Give back the full listing, character for character, with no pictures.
### RAW DATA ###
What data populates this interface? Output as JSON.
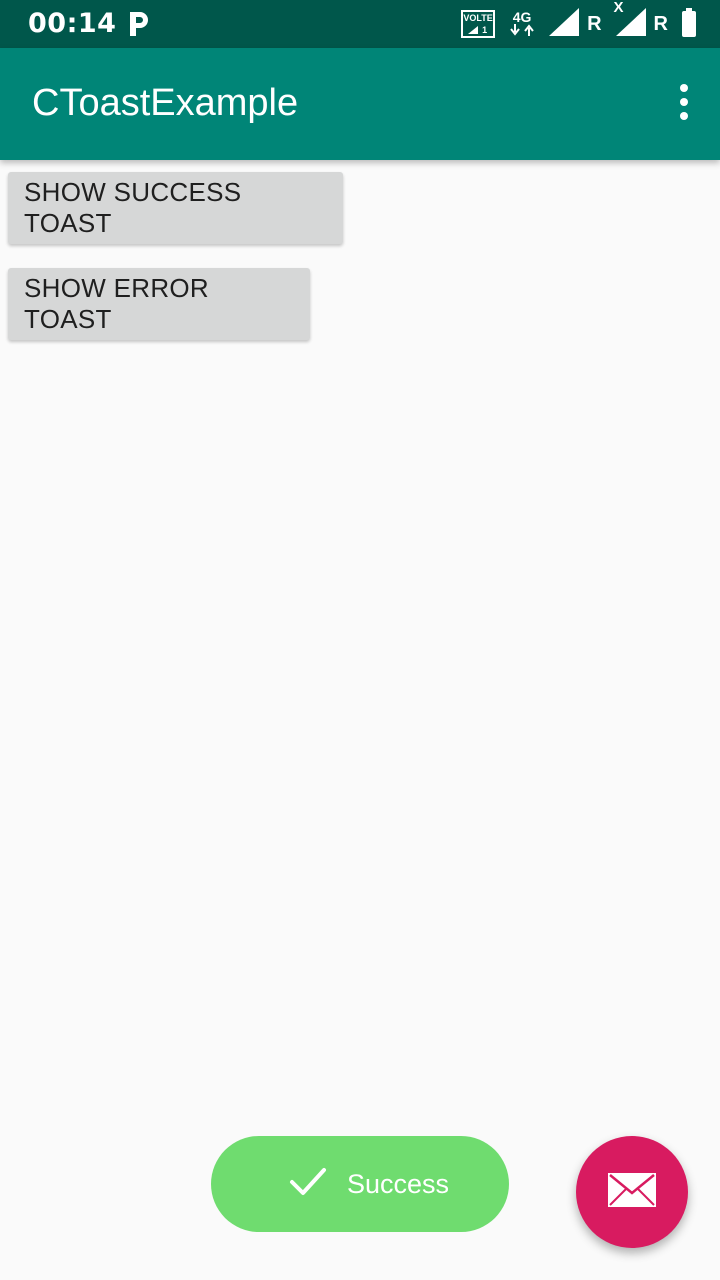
{
  "status_bar": {
    "time": "00:14",
    "volte_label": "VOLTE",
    "sim_number": "1",
    "network_type": "4G",
    "roaming_1": "R",
    "roaming_2": "R",
    "no_signal_mark": "X"
  },
  "app_bar": {
    "title": "CToastExample",
    "overflow_icon": "more-vert-icon"
  },
  "buttons": {
    "success_label": "SHOW SUCCESS TOAST",
    "error_label": "SHOW ERROR TOAST"
  },
  "toast": {
    "icon": "check-icon",
    "message": "Success",
    "background": "#6fdc6f"
  },
  "fab": {
    "icon": "mail-icon",
    "color": "#d81b60"
  },
  "colors": {
    "status_bar": "#00574b",
    "primary": "#008577",
    "background": "#fafafa",
    "button": "#d6d7d7"
  }
}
###
= TASK SOLUTION =
What data populates this interface? Output as JSON.
{
  "status_bar": {
    "time": "00:14",
    "volte_label": "VOLTE",
    "sim_number": "1",
    "network_type": "4G",
    "roaming_1": "R",
    "roaming_2": "R",
    "no_signal_mark": "X"
  },
  "app_bar": {
    "title": "CToastExample",
    "overflow_icon": "more-vert-icon"
  },
  "buttons": {
    "success_label": "SHOW SUCCESS TOAST",
    "error_label": "SHOW ERROR TOAST"
  },
  "toast": {
    "icon": "check-icon",
    "message": "Success",
    "background": "#6fdc6f"
  },
  "fab": {
    "icon": "mail-icon",
    "color": "#d81b60"
  },
  "colors": {
    "status_bar": "#00574b",
    "primary": "#008577",
    "background": "#fafafa",
    "button": "#d6d7d7"
  }
}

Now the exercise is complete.